Dataset excerpt:
^^^^^^^^^^^^^^^^

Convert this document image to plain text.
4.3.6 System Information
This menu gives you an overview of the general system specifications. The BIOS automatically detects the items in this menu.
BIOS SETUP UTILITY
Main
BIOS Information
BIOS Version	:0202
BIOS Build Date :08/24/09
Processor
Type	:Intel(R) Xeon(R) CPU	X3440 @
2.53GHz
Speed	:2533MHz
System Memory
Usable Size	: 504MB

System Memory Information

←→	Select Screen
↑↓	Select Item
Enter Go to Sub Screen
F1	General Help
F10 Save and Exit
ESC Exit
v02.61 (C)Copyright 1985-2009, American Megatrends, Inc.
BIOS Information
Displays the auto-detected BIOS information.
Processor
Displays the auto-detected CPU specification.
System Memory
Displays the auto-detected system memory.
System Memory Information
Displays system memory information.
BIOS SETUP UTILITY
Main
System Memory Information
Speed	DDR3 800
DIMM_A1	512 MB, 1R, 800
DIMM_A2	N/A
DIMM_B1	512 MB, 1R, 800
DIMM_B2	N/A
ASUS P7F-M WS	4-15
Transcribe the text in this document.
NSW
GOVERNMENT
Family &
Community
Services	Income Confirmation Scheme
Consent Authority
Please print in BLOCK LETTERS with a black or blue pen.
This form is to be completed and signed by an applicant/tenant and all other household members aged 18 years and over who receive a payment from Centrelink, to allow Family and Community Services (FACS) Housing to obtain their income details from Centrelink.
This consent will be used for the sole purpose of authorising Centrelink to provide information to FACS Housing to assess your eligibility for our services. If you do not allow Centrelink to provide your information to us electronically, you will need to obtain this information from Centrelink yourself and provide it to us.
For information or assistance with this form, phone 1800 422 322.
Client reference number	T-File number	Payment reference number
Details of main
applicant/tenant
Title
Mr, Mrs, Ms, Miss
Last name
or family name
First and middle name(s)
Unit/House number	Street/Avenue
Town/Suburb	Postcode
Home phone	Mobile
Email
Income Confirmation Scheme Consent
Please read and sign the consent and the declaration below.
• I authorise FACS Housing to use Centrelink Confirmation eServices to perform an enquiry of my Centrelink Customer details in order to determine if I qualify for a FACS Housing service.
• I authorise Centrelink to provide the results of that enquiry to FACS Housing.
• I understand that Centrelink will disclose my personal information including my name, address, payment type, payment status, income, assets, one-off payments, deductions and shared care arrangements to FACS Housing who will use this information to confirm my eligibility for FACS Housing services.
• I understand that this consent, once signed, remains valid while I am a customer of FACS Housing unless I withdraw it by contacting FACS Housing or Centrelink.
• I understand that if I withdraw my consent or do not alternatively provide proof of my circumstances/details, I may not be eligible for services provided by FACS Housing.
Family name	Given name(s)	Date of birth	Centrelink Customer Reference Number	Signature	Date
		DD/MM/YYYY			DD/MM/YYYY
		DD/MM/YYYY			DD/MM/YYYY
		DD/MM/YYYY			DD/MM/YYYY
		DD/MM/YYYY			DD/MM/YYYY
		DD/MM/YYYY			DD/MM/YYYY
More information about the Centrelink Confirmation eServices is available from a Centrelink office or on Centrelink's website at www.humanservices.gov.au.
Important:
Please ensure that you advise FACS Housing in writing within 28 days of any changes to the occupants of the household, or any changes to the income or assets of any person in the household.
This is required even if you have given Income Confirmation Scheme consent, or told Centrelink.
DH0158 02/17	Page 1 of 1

^^^^^^^^^^^^^^^^

### PROBLEM DESCRIPTION
All of the entries should be written out again exactly.

### THE RESPONSE
Convert this document image to plain text.
4.3.6 System Information
This menu gives you an overview of the general system specifications. The BIOS automatically detects the items in this menu.
BIOS SETUP UTILITY
Main
BIOS Information
BIOS Version	:0202
BIOS Build Date :08/24/09
Processor
Type	:Intel(R) Xeon(R) CPU	X3440 @
2.53GHz
Speed	:2533MHz
System Memory
Usable Size	: 504MB

System Memory Information

←→	Select Screen
↑↓	Select Item
Enter Go to Sub Screen
F1	General Help
F10 Save and Exit
ESC Exit
v02.61 (C)Copyright 1985-2009, American Megatrends, Inc.
BIOS Information
Displays the auto-detected BIOS information.
Processor
Displays the auto-detected CPU specification.
System Memory
Displays the auto-detected system memory.
System Memory Information
Displays system memory information.
BIOS SETUP UTILITY
Main
System Memory Information
Speed	DDR3 800
DIMM_A1	512 MB, 1R, 800
DIMM_A2	N/A
DIMM_B1	512 MB, 1R, 800
DIMM_B2	N/A
ASUS P7F-M WS	4-15
Transcribe the text in this document.
NSW
GOVERNMENT
Family &
Community
Services	Income Confirmation Scheme
Consent Authority
Please print in BLOCK LETTERS with a black or blue pen.
This form is to be completed and signed by an applicant/tenant and all other household members aged 18 years and over who receive a payment from Centrelink, to allow Family and Community Services (FACS) Housing to obtain their income details from Centrelink.
This consent will be used for the sole purpose of authorising Centrelink to provide information to FACS Housing to assess your eligibility for our services. If you do not allow Centrelink to provide your information to us electronically, you will need to obtain this information from Centrelink yourself and provide it to us.
For information or assistance with this form, phone 1800 422 322.
Client reference number	T-File number	Payment reference number
Details of main
applicant/tenant
Title
Mr, Mrs, Ms, Miss
Last name
or family name
First and middle name(s)
Unit/House number	Street/Avenue
Town/Suburb	Postcode
Home phone	Mobile
Email
Income Confirmation Scheme Consent
Please read and sign the consent and the declaration below.
• I authorise FACS Housing to use Centrelink Confirmation eServices to perform an enquiry of my Centrelink Customer details in order to determine if I qualify for a FACS Housing service.
• I authorise Centrelink to provide the results of that enquiry to FACS Housing.
• I understand that Centrelink will disclose my personal information including my name, address, payment type, payment status, income, assets, one-off payments, deductions and shared care arrangements to FACS Housing who will use this information to confirm my eligibility for FACS Housing services.
• I understand that this consent, once signed, remains valid while I am a customer of FACS Housing unless I withdraw it by contacting FACS Housing or Centrelink.
• I understand that if I withdraw my consent or do not alternatively provide proof of my circumstances/details, I may not be eligible for services provided by FACS Housing.
Family name	Given name(s)	Date of birth	Centrelink Customer Reference Number	Signature	Date
		DD/MM/YYYY			DD/MM/YYYY
		DD/MM/YYYY			DD/MM/YYYY
		DD/MM/YYYY			DD/MM/YYYY
		DD/MM/YYYY			DD/MM/YYYY
		DD/MM/YYYY			DD/MM/YYYY
More information about the Centrelink Confirmation eServices is available from a Centrelink office or on Centrelink's website at www.humanservices.gov.au.
Important:
Please ensure that you advise FACS Housing in writing within 28 days of any changes to the occupants of the household, or any changes to the income or assets of any person in the household.
This is required even if you have given Income Confirmation Scheme consent, or told Centrelink.
DH0158 02/17	Page 1 of 1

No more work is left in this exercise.